[start of Exercise inputs]
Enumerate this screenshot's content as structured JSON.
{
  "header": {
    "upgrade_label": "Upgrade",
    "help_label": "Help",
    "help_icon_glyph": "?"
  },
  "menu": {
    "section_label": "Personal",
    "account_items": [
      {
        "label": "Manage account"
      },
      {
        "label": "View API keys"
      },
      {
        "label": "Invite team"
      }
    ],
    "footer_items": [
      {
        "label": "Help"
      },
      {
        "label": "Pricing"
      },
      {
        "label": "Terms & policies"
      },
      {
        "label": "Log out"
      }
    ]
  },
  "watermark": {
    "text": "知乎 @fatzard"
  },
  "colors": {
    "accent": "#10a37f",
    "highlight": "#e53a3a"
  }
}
[end of Exercise inputs]
**Problem to work on**
All of the data shown above must be copied exactly.

**Task output**
Enumerate this screenshot's content as structured JSON.
{
  "header": {
    "upgrade_label": "Upgrade",
    "help_label": "Help",
    "help_icon_glyph": "?"
  },
  "menu": {
    "section_label": "Personal",
    "account_items": [
      {
        "label": "Manage account"
      },
      {
        "label": "View API keys"
      },
      {
        "label": "Invite team"
      }
    ],
    "footer_items": [
      {
        "label": "Help"
      },
      {
        "label": "Pricing"
      },
      {
        "label": "Terms & policies"
      },
      {
        "label": "Log out"
      }
    ]
  },
  "watermark": {
    "text": "知乎 @fatzard"
  },
  "colors": {
    "accent": "#10a37f",
    "highlight": "#e53a3a"
  }
}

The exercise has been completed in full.